### What is being asked
Retype the material in full, keeping every word the same.

[Data records]
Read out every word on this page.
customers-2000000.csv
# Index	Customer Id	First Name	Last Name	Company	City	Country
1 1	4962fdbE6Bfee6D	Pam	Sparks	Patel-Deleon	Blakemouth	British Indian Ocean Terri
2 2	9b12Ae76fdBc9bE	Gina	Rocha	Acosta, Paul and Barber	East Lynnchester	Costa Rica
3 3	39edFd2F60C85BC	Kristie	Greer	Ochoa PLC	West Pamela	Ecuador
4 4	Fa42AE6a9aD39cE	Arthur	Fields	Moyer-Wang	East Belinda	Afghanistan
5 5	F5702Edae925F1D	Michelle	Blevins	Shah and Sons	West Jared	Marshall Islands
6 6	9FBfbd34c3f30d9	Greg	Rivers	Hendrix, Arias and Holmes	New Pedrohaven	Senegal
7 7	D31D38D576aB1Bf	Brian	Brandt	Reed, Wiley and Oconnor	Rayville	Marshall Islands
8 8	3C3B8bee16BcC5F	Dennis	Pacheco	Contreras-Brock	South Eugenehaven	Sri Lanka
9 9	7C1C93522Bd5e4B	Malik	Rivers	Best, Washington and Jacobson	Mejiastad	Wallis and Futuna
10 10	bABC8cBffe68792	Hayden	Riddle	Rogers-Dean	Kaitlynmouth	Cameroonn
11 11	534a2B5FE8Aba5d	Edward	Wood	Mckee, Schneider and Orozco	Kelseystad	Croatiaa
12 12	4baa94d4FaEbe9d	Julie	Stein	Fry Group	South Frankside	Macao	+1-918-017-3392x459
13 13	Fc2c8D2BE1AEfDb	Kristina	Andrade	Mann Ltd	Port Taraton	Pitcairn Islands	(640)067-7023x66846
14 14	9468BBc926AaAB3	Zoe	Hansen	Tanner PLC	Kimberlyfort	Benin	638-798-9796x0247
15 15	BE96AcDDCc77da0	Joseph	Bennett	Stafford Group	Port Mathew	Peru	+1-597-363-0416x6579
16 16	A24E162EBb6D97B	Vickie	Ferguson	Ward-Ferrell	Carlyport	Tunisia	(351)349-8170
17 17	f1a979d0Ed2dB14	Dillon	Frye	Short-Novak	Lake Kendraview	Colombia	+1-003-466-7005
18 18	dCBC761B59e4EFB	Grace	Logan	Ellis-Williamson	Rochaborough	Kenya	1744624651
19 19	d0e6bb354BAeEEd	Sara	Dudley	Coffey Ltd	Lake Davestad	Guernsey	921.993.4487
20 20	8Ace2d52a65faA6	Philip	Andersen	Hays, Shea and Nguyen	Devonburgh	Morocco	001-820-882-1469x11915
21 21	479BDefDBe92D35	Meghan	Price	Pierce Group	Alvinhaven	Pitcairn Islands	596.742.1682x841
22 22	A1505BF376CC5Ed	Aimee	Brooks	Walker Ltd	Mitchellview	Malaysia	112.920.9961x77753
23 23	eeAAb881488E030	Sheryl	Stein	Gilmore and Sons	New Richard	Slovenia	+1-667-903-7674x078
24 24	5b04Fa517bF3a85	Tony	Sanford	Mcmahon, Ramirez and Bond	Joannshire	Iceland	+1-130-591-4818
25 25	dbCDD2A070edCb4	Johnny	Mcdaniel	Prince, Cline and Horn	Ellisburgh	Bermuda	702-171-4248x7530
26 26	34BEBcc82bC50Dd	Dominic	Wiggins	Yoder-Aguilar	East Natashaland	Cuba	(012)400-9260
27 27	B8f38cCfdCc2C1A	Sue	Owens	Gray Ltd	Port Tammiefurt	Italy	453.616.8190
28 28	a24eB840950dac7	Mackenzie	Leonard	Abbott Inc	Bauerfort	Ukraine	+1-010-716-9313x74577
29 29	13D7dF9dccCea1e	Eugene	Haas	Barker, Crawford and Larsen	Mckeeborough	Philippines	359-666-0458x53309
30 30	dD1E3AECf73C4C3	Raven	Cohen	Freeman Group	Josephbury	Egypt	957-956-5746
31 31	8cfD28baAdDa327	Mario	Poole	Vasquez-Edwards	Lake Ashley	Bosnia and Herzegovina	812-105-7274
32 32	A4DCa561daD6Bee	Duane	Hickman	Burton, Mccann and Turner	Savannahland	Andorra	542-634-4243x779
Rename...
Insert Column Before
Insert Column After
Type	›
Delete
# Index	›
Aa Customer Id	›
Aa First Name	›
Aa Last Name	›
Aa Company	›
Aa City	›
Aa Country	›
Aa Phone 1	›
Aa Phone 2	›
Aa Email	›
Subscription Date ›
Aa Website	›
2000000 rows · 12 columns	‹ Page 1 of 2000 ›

### Written solution
Read out every word on this page.
customers-2000000.csv
# Index	Customer Id	First Name	Last Name	Company	City	Country
1 1	4962fdbE6Bfee6D	Pam	Sparks	Patel-Deleon	Blakemouth	British Indian Ocean Terri
2 2	9b12Ae76fdBc9bE	Gina	Rocha	Acosta, Paul and Barber	East Lynnchester	Costa Rica
3 3	39edFd2F60C85BC	Kristie	Greer	Ochoa PLC	West Pamela	Ecuador
4 4	Fa42AE6a9aD39cE	Arthur	Fields	Moyer-Wang	East Belinda	Afghanistan
5 5	F5702Edae925F1D	Michelle	Blevins	Shah and Sons	West Jared	Marshall Islands
6 6	9FBfbd34c3f30d9	Greg	Rivers	Hendrix, Arias and Holmes	New Pedrohaven	Senegal
7 7	D31D38D576aB1Bf	Brian	Brandt	Reed, Wiley and Oconnor	Rayville	Marshall Islands
8 8	3C3B8bee16BcC5F	Dennis	Pacheco	Contreras-Brock	South Eugenehaven	Sri Lanka
9 9	7C1C93522Bd5e4B	Malik	Rivers	Best, Washington and Jacobson	Mejiastad	Wallis and Futuna
10 10	bABC8cBffe68792	Hayden	Riddle	Rogers-Dean	Kaitlynmouth	Cameroonn
11 11	534a2B5FE8Aba5d	Edward	Wood	Mckee, Schneider and Orozco	Kelseystad	Croatiaa
12 12	4baa94d4FaEbe9d	Julie	Stein	Fry Group	South Frankside	Macao	+1-918-017-3392x459
13 13	Fc2c8D2BE1AEfDb	Kristina	Andrade	Mann Ltd	Port Taraton	Pitcairn Islands	(640)067-7023x66846
14 14	9468BBc926AaAB3	Zoe	Hansen	Tanner PLC	Kimberlyfort	Benin	638-798-9796x0247
15 15	BE96AcDDCc77da0	Joseph	Bennett	Stafford Group	Port Mathew	Peru	+1-597-363-0416x6579
16 16	A24E162EBb6D97B	Vickie	Ferguson	Ward-Ferrell	Carlyport	Tunisia	(351)349-8170
17 17	f1a979d0Ed2dB14	Dillon	Frye	Short-Novak	Lake Kendraview	Colombia	+1-003-466-7005
18 18	dCBC761B59e4EFB	Grace	Logan	Ellis-Williamson	Rochaborough	Kenya	1744624651
19 19	d0e6bb354BAeEEd	Sara	Dudley	Coffey Ltd	Lake Davestad	Guernsey	921.993.4487
20 20	8Ace2d52a65faA6	Philip	Andersen	Hays, Shea and Nguyen	Devonburgh	Morocco	001-820-882-1469x11915
21 21	479BDefDBe92D35	Meghan	Price	Pierce Group	Alvinhaven	Pitcairn Islands	596.742.1682x841
22 22	A1505BF376CC5Ed	Aimee	Brooks	Walker Ltd	Mitchellview	Malaysia	112.920.9961x77753
23 23	eeAAb881488E030	Sheryl	Stein	Gilmore and Sons	New Richard	Slovenia	+1-667-903-7674x078
24 24	5b04Fa517bF3a85	Tony	Sanford	Mcmahon, Ramirez and Bond	Joannshire	Iceland	+1-130-591-4818
25 25	dbCDD2A070edCb4	Johnny	Mcdaniel	Prince, Cline and Horn	Ellisburgh	Bermuda	702-171-4248x7530
26 26	34BEBcc82bC50Dd	Dominic	Wiggins	Yoder-Aguilar	East Natashaland	Cuba	(012)400-9260
27 27	B8f38cCfdCc2C1A	Sue	Owens	Gray Ltd	Port Tammiefurt	Italy	453.616.8190
28 28	a24eB840950dac7	Mackenzie	Leonard	Abbott Inc	Bauerfort	Ukraine	+1-010-716-9313x74577
29 29	13D7dF9dccCea1e	Eugene	Haas	Barker, Crawford and Larsen	Mckeeborough	Philippines	359-666-0458x53309
30 30	dD1E3AECf73C4C3	Raven	Cohen	Freeman Group	Josephbury	Egypt	957-956-5746
31 31	8cfD28baAdDa327	Mario	Poole	Vasquez-Edwards	Lake Ashley	Bosnia and Herzegovina	812-105-7274
32 32	A4DCa561daD6Bee	Duane	Hickman	Burton, Mccann and Turner	Savannahland	Andorra	542-634-4243x779
Rename...
Insert Column Before
Insert Column After
Type	›
Delete
# Index	›
Aa Customer Id	›
Aa First Name	›
Aa Last Name	›
Aa Company	›
Aa City	›
Aa Country	›
Aa Phone 1	›
Aa Phone 2	›
Aa Email	›
Subscription Date ›
Aa Website	›
2000000 rows · 12 columns	‹ Page 1 of 2000 ›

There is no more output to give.